Exercício 1:
Cite, do texto sobre a nova direção artística do Museu de Serralves, o trecho que começa em "Na nota enviada" e termina em "adianta o comunicado.".

··· Texto selecionado

Serralves. Philippe Vergne sucede a João Ribas à frente do Museu

Serralves. Philippe Vergne sucede a João Ribas à frente do Museu


O curador francês assume o posto deixado vago em setembro passado depois da intempestiva saída de João Ribas, que acusou a admninistração de sistemática ingerências nas suas funções


O aparente vácuo na direcção artística do Museu de Serralves está sanado. O Conselho de Administração anunciou hoje a nomeação do curador francês, de 52 anos, Philippe Vergne, que assumirá funções em abril. No comunicado enviado à imprensa, a Fundação explica que a escolha se seguiu a um processo de selecção internacional, com entrevistas a candidatos de várias partes do mundo. Para esse efeito, o conselho de administração consultou um grupo de eminentes directores de museus, entre os quais alguns dos antigos directores do Museu de Serralves, como é o caso de Suzanne Cotter, actual diretora do MUDAM, no Luxemburgo, e Vicente Todoli, que hoje dirige o Pirelli Hangar Bicocca, em Milão. As outras personalidades ouvidas foram Frances Morris, diretora do Tate Modern, em Londres, Jochen Volz, diretor da Pinacoteca do Estado de São Paulo e Laurent Le Bon, presidente do Museu Nacional Picasso, em Paris.

Na nota enviada às redacções, Serralves diz que o novo responsável pela direcção artística do museu tem uma “carreira sólida, desde sempre ligada à arte contemporânea” e já “liderou algumas das mais prestigiadas instituições de arte dos EUA e da Europa”, vincando o quanto pesou na escolha a sua “experiência de 25 anos de liderança em várias instituições internacionais”. Depois de elaborada uma lista de candidatos, a decisão de eleger Vergne foi tomada de forma “unânime” pelo Conselho de Administração e dos seus assessores, adianta o comunicado.

“Philippe Vergne junta-se a Serralves com um profundo conhecimento da arte e cultura contemporâneas bem como da gestão de museus”, sublinha a administração. Depois da demissão de João Ribas, que abandonou a direcção do museu no dia subsequente à inauguração da exposição do fotógrafo norte-americano Robert Mapplethorpe acusando a administração de sistemática ingerência nas suas funções, desencadeando uma polémica em que, ao fim de cinco meses, numa guerra de palavras de parte a parte, não se dissiparam inteiramente as dúvidas sobre o que levou à ruptura dentro da instituição e ficou claro que tem faltado transparência na forma como é dirigida uma instituição altamente subsidiada pelo Estado, num valor que representa mais de metade do seu orçamento. Além do das críticas de que tem sido alvo o conselho presidido por Ana Pinho, ficou claro que a exposição de Joana Vasconcelos, “I’m Your Mirror”, que chegou este mês a Serralves não fora uma opção nem de Susanne Cotter nem de João Ribas, que assumiu a direcção do museu em janeiro de 2018, também na sequência de um concurso internacional.

······

Exercício 2:
Apresente como lista JSON de strings as linhas dos registos abaixo, começando no início dos registos e terminando, inclusive, na linha que contém "close-window-button[interactable]: [1874, 0, 1920, 30]". Cada linha deve constituir uma string, e as linhas em branco devem ser omitidas.

··· Material fornecido

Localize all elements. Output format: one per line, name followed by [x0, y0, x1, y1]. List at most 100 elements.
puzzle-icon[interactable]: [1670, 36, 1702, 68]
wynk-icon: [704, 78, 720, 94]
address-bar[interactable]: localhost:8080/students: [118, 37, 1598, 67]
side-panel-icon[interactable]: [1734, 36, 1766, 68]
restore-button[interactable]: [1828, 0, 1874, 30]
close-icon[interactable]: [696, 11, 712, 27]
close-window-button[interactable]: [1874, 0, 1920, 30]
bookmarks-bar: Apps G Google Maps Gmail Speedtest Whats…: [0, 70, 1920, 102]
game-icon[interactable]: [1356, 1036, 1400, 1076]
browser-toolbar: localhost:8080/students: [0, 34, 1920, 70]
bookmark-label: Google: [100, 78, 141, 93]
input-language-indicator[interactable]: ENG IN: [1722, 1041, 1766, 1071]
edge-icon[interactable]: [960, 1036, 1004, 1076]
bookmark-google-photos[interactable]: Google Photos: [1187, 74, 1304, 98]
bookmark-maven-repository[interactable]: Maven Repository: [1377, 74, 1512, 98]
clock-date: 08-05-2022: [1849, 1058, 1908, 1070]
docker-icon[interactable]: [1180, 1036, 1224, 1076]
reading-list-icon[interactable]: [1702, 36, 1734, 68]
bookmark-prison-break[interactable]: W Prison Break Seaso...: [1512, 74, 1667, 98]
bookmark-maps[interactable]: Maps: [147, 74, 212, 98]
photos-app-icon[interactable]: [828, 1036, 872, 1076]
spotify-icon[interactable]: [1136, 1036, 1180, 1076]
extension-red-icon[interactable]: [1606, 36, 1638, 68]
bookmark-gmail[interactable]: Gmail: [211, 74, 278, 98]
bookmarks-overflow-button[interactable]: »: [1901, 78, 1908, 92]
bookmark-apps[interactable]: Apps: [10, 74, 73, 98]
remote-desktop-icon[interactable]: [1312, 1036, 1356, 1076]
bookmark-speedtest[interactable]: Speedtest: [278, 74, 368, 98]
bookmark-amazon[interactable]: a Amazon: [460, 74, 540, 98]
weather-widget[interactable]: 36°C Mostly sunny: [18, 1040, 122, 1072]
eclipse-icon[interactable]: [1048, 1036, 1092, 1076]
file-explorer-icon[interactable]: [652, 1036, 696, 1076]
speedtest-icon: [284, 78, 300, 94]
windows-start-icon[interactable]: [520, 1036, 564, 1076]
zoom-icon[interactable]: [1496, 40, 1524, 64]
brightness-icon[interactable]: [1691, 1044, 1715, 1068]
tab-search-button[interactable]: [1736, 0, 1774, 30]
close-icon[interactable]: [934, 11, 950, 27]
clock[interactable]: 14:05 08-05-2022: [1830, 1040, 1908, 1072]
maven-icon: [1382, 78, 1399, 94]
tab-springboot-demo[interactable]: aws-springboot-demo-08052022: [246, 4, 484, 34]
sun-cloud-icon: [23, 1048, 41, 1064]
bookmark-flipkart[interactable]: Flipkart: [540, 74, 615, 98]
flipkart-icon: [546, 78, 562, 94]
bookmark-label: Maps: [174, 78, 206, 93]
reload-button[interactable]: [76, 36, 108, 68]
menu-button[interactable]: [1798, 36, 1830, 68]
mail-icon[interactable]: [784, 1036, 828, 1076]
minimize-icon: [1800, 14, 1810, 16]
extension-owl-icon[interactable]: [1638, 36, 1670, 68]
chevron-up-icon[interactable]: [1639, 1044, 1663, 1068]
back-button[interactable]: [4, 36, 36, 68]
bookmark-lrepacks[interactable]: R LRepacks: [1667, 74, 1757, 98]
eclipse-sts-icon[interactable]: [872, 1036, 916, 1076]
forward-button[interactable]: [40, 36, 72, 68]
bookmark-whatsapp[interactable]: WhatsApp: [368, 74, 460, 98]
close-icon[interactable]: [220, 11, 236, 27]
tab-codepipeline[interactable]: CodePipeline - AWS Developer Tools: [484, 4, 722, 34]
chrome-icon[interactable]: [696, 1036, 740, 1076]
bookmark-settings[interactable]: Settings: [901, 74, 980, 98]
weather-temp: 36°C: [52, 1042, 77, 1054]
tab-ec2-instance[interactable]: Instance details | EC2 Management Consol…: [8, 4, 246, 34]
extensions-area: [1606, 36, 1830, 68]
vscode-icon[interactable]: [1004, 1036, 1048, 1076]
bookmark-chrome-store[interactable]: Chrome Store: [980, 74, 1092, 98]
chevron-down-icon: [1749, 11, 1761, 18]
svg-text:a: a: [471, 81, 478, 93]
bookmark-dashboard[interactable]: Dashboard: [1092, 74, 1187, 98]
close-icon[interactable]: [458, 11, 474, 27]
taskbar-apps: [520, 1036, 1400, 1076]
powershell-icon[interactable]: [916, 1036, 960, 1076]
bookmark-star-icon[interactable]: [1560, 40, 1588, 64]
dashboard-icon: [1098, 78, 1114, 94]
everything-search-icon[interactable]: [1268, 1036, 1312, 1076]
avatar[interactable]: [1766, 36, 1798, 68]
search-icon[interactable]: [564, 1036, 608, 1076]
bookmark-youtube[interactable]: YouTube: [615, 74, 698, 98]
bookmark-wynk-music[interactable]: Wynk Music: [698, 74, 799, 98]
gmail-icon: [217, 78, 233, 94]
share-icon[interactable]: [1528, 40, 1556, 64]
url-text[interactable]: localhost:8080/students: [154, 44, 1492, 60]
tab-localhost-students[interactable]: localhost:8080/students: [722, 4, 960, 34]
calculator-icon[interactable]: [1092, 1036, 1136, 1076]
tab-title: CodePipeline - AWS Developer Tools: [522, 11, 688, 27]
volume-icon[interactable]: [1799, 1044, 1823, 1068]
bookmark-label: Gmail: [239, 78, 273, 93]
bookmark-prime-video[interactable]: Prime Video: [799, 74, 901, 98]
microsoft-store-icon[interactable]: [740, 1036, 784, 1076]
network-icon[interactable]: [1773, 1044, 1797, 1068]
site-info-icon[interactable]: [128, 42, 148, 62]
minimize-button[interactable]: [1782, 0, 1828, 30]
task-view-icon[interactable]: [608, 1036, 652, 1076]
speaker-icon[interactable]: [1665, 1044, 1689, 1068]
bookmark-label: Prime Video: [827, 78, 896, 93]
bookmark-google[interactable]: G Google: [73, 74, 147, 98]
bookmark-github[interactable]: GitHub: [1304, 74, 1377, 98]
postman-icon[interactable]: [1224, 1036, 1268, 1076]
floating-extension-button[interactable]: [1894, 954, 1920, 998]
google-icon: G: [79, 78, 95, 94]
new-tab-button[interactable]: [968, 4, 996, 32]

······

Resposta ao exercício 1:
Na nota enviada às redacções, Serralves diz que o novo responsável pela direcção artística do museu tem uma “carreira sólida, desde sempre ligada à arte contemporânea” e já “liderou algumas das mais prestigiadas instituições de arte dos EUA e da Europa”, vincando o quanto pesou na escolha a sua “experiência de 25 anos de liderança em várias instituições internacionais”. Depois de elaborada uma lista de candidatos, a decisão de eleger Vergne foi tomada de forma “unânime” pelo Conselho de Administração e dos seus assessores, adianta o comunicado.

Resposta ao exercício 2:
[
  "Localize all elements. Output format: one per line, name followed by [x0, y0, x1, y1]. List at most 100 elements.",
  "puzzle-icon[interactable]: [1670, 36, 1702, 68]",
  "wynk-icon: [704, 78, 720, 94]",
  "address-bar[interactable]: localhost:8080/students: [118, 37, 1598, 67]",
  "side-panel-icon[interactable]: [1734, 36, 1766, 68]",
  "restore-button[interactable]: [1828, 0, 1874, 30]",
  "close-icon[interactable]: [696, 11, 712, 27]",
  "close-window-button[interactable]: [1874, 0, 1920, 30]"
]